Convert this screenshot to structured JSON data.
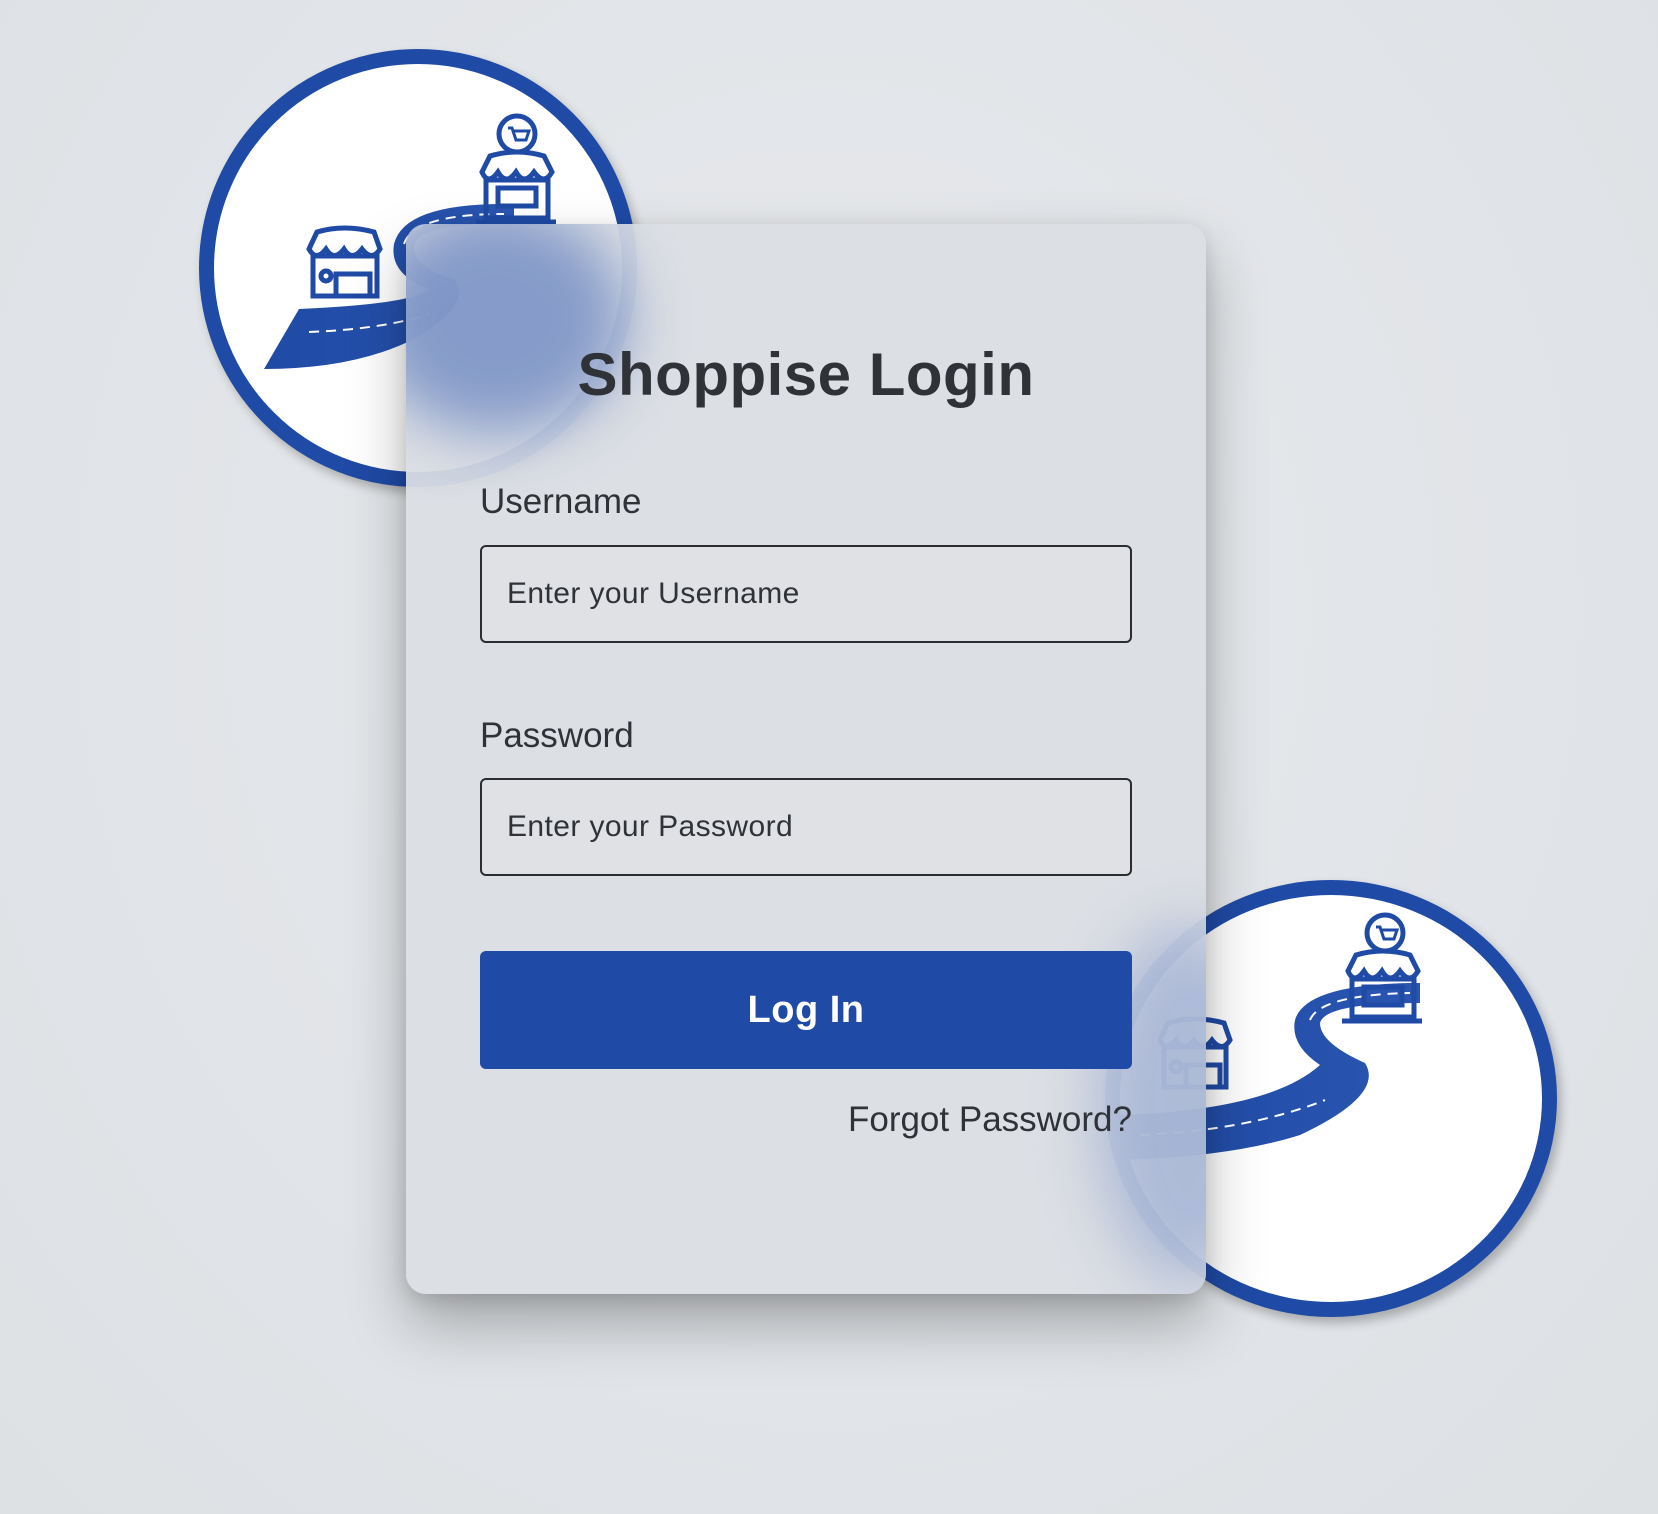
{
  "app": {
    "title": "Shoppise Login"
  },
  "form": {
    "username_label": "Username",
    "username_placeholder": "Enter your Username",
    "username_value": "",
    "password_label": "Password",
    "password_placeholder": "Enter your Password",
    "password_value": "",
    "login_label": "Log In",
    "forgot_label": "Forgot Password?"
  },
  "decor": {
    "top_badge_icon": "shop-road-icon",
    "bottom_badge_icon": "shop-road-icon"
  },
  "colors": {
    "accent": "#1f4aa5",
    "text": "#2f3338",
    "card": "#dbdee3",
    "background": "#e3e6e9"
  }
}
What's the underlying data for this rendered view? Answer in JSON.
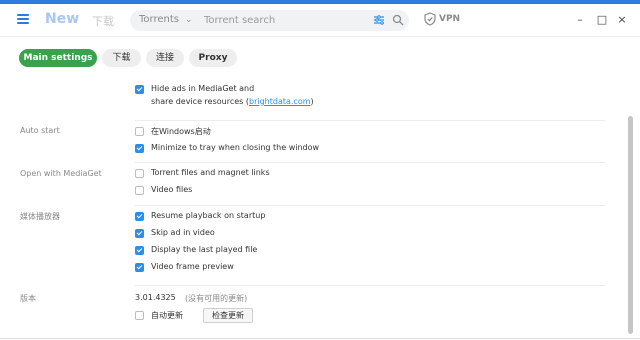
**********
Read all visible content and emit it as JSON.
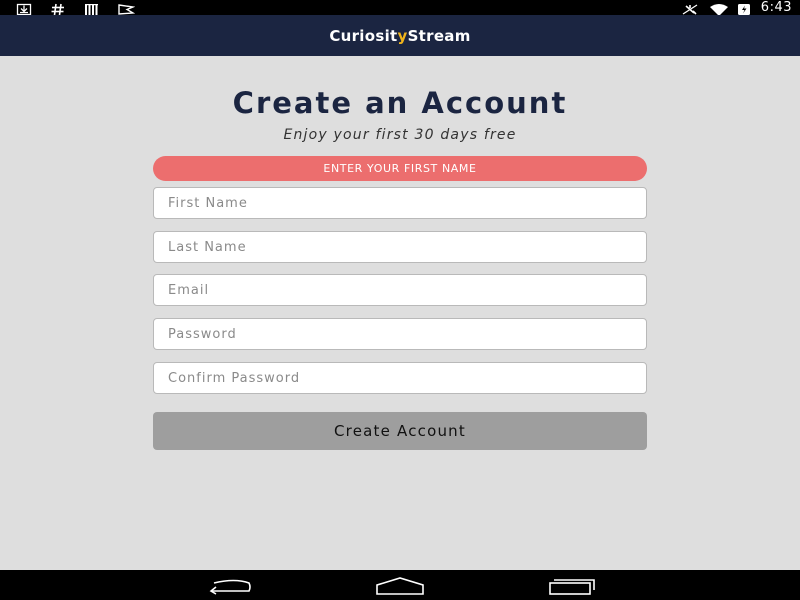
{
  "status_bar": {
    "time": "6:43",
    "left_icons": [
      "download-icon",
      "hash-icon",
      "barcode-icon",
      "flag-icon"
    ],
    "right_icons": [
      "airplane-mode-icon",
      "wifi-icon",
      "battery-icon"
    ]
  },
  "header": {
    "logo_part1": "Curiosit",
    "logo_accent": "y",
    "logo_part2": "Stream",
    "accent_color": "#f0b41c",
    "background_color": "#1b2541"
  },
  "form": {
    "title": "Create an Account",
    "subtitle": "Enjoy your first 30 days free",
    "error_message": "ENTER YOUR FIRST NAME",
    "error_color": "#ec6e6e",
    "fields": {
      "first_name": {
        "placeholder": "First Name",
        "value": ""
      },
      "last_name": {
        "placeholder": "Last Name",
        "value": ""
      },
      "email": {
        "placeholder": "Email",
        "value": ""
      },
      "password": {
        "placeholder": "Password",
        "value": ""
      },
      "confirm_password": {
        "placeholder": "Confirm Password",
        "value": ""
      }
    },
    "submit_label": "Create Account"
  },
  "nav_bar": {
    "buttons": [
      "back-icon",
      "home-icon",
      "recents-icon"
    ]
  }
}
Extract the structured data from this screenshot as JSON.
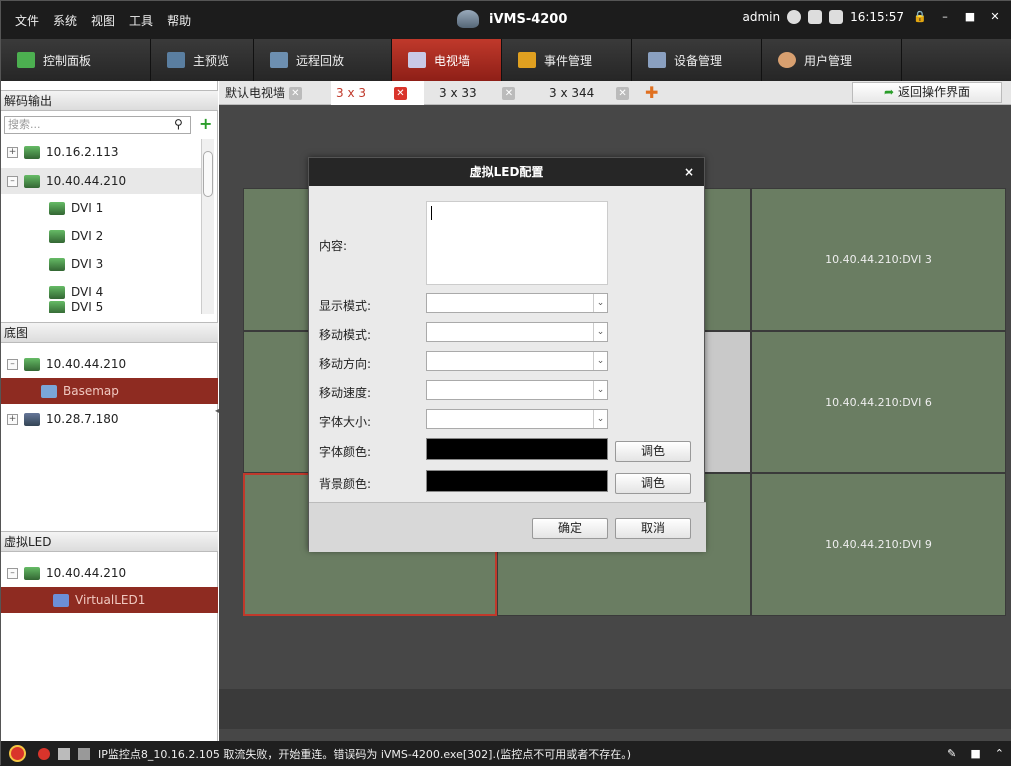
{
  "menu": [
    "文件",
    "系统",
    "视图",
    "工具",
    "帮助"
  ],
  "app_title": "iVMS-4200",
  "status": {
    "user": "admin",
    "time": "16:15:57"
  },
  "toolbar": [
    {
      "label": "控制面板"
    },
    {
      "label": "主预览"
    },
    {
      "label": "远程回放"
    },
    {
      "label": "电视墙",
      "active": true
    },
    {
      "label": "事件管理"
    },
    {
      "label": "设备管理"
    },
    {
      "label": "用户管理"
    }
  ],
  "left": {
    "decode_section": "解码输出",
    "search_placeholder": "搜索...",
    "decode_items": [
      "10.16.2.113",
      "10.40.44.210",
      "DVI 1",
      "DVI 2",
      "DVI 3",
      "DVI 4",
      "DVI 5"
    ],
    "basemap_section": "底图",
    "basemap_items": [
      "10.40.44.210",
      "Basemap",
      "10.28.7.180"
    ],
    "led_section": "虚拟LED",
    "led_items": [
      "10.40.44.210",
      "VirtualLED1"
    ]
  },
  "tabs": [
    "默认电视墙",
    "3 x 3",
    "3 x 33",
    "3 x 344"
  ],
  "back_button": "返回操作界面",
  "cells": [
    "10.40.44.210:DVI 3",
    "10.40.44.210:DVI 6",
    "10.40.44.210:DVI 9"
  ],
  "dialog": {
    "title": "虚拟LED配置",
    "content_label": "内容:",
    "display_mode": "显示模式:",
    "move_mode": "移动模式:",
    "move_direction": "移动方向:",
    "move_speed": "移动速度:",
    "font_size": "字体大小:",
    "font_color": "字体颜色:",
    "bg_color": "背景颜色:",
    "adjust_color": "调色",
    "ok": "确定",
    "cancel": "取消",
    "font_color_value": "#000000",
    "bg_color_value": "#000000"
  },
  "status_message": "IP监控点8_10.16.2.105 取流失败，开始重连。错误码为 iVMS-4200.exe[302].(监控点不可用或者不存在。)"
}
**********
EXERCISE DETAILS -
Leave the pictures out and print, exactly as written, every line from the one holding "Convert this screenshot" down to the one holding "What's the underlying", both of those included.

ANSWER TO THIS EXERCISE -
Convert this screenshot to structured JSON data.
{
  "app": {
    "title": "Shoppise Login"
  },
  "form": {
    "username_label": "Username",
    "username_placeholder": "Enter your Username",
    "username_value": "",
    "password_label": "Password",
    "password_placeholder": "Enter your Password",
    "password_value": "",
    "login_label": "Log In",
    "forgot_label": "Forgot Password?"
  },
  "decor": {
    "top_badge_icon": "shop-road-icon",
    "bottom_badge_icon": "shop-road-icon"
  },
  "colors": {
    "accent": "#1f4aa5",
    "text": "#2f3338",
    "card": "#dbdee3",
    "background": "#e3e6e9"
  }
}
What's the underlying data for this rendered view? Answer in JSON.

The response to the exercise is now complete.